Data extracted from a collection:
■ ■ ■ ■ ■ ■ ■

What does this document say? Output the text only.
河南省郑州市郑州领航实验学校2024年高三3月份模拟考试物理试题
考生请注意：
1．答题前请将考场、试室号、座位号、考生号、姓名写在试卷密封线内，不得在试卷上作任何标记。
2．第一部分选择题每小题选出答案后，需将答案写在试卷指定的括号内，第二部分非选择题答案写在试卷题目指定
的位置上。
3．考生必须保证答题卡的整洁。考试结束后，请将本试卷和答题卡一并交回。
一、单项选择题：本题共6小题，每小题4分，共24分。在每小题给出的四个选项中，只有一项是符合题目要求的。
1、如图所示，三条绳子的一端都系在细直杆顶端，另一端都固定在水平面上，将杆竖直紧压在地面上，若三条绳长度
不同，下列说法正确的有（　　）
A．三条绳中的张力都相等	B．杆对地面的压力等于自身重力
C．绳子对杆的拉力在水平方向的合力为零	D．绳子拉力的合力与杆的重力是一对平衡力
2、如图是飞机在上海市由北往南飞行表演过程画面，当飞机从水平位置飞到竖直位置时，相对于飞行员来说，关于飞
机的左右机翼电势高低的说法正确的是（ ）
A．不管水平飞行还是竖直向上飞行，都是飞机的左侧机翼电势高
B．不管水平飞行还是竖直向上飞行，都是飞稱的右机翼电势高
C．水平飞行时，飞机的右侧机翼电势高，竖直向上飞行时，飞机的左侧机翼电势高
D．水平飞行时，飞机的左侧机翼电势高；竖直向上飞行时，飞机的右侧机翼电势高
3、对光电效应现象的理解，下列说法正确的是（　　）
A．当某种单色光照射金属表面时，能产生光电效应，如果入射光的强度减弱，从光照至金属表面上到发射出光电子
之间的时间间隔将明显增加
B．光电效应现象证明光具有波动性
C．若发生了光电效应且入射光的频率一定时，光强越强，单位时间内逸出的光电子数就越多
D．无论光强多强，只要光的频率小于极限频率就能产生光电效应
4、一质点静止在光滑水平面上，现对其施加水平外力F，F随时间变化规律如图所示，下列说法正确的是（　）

■ ■ ■ ■ ■ ■ ■

**WHAT IS BEING ASKED**
Restate the listing in full, word for word.

**RIGHT ANSWER**
What does this document say? Output the text only.
河南省郑州市郑州领航实验学校2024年高三3月份模拟考试物理试题
考生请注意：
1．答题前请将考场、试室号、座位号、考生号、姓名写在试卷密封线内，不得在试卷上作任何标记。
2．第一部分选择题每小题选出答案后，需将答案写在试卷指定的括号内，第二部分非选择题答案写在试卷题目指定
的位置上。
3．考生必须保证答题卡的整洁。考试结束后，请将本试卷和答题卡一并交回。
一、单项选择题：本题共6小题，每小题4分，共24分。在每小题给出的四个选项中，只有一项是符合题目要求的。
1、如图所示，三条绳子的一端都系在细直杆顶端，另一端都固定在水平面上，将杆竖直紧压在地面上，若三条绳长度
不同，下列说法正确的有（　　）
A．三条绳中的张力都相等	B．杆对地面的压力等于自身重力
C．绳子对杆的拉力在水平方向的合力为零	D．绳子拉力的合力与杆的重力是一对平衡力
2、如图是飞机在上海市由北往南飞行表演过程画面，当飞机从水平位置飞到竖直位置时，相对于飞行员来说，关于飞
机的左右机翼电势高低的说法正确的是（ ）
A．不管水平飞行还是竖直向上飞行，都是飞机的左侧机翼电势高
B．不管水平飞行还是竖直向上飞行，都是飞稱的右机翼电势高
C．水平飞行时，飞机的右侧机翼电势高，竖直向上飞行时，飞机的左侧机翼电势高
D．水平飞行时，飞机的左侧机翼电势高；竖直向上飞行时，飞机的右侧机翼电势高
3、对光电效应现象的理解，下列说法正确的是（　　）
A．当某种单色光照射金属表面时，能产生光电效应，如果入射光的强度减弱，从光照至金属表面上到发射出光电子
之间的时间间隔将明显增加
B．光电效应现象证明光具有波动性
C．若发生了光电效应且入射光的频率一定时，光强越强，单位时间内逸出的光电子数就越多
D．无论光强多强，只要光的频率小于极限频率就能产生光电效应
4、一质点静止在光滑水平面上，现对其施加水平外力F，F随时间变化规律如图所示，下列说法正确的是（　）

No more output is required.